## Task statement
Go through the listing and pick out each line with the word "label" in it.

(Stored data)
=======

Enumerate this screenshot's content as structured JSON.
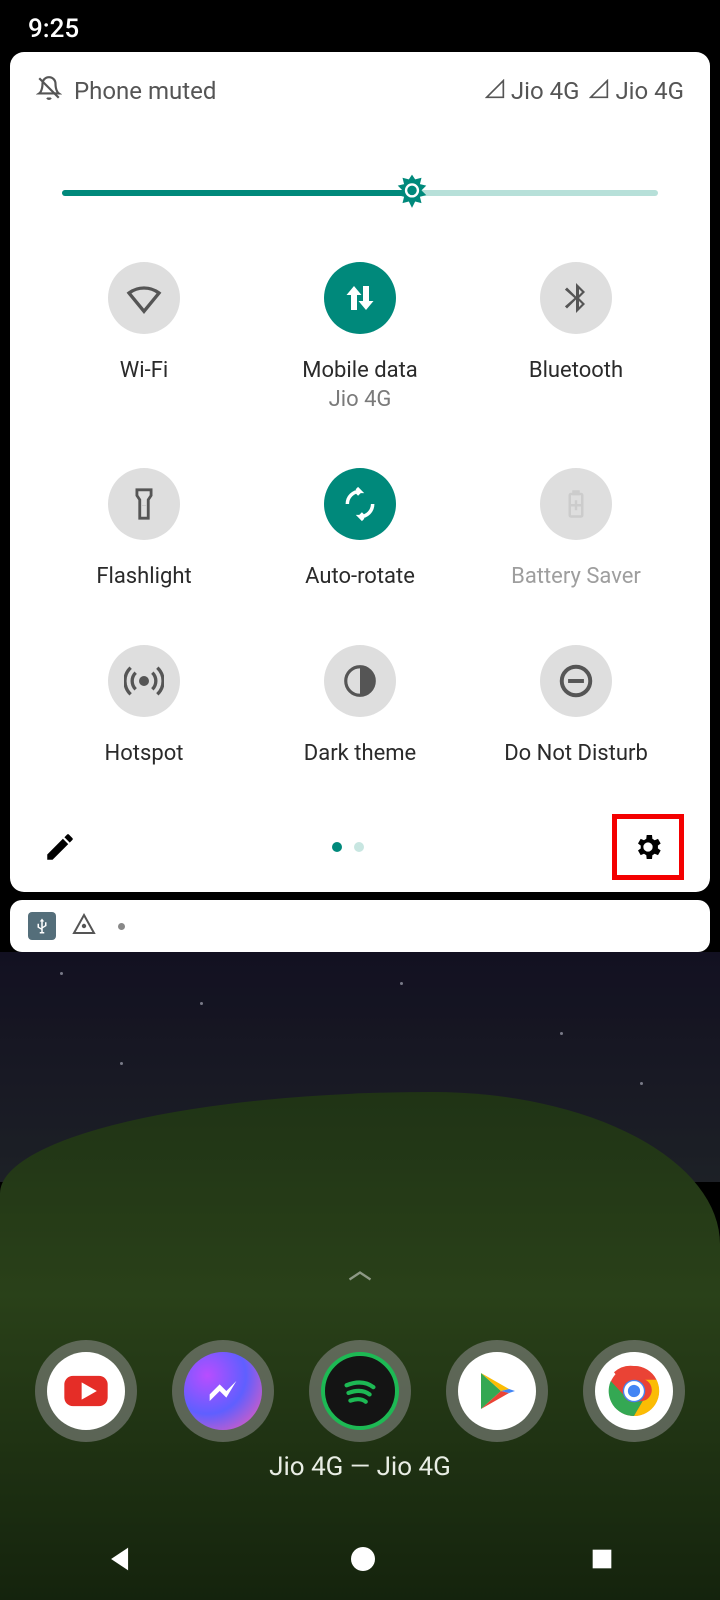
{
  "status": {
    "time": "9:25"
  },
  "header": {
    "phone_muted": "Phone muted",
    "signals": [
      {
        "label": "Jio 4G"
      },
      {
        "label": "Jio 4G"
      }
    ]
  },
  "brightness": {
    "percent": 54
  },
  "tiles": [
    {
      "id": "wifi",
      "label": "Wi-Fi",
      "sub": "",
      "state": "off"
    },
    {
      "id": "mobile-data",
      "label": "Mobile data",
      "sub": "Jio 4G",
      "state": "on"
    },
    {
      "id": "bluetooth",
      "label": "Bluetooth",
      "sub": "",
      "state": "off"
    },
    {
      "id": "flashlight",
      "label": "Flashlight",
      "sub": "",
      "state": "off"
    },
    {
      "id": "auto-rotate",
      "label": "Auto-rotate",
      "sub": "",
      "state": "on"
    },
    {
      "id": "battery-saver",
      "label": "Battery Saver",
      "sub": "",
      "state": "disabled"
    },
    {
      "id": "hotspot",
      "label": "Hotspot",
      "sub": "",
      "state": "off"
    },
    {
      "id": "dark-theme",
      "label": "Dark theme",
      "sub": "",
      "state": "off"
    },
    {
      "id": "dnd",
      "label": "Do Not Disturb",
      "sub": "",
      "state": "off"
    }
  ],
  "pager": {
    "pages": 2,
    "active": 0
  },
  "carrier_line": "Jio 4G — Jio 4G",
  "dock": [
    "YouTube",
    "Messenger",
    "Spotify",
    "Play Store",
    "Chrome"
  ]
}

=======

## Answer to this exercise
        "label": "Jio 4G"
        "label": "Jio 4G"
      "label": "Wi-Fi",
      "label": "Mobile data",
      "label": "Bluetooth",
      "label": "Flashlight",
      "label": "Auto-rotate",
      "label": "Battery Saver",
      "label": "Hotspot",
      "label": "Dark theme",
      "label": "Do Not Disturb",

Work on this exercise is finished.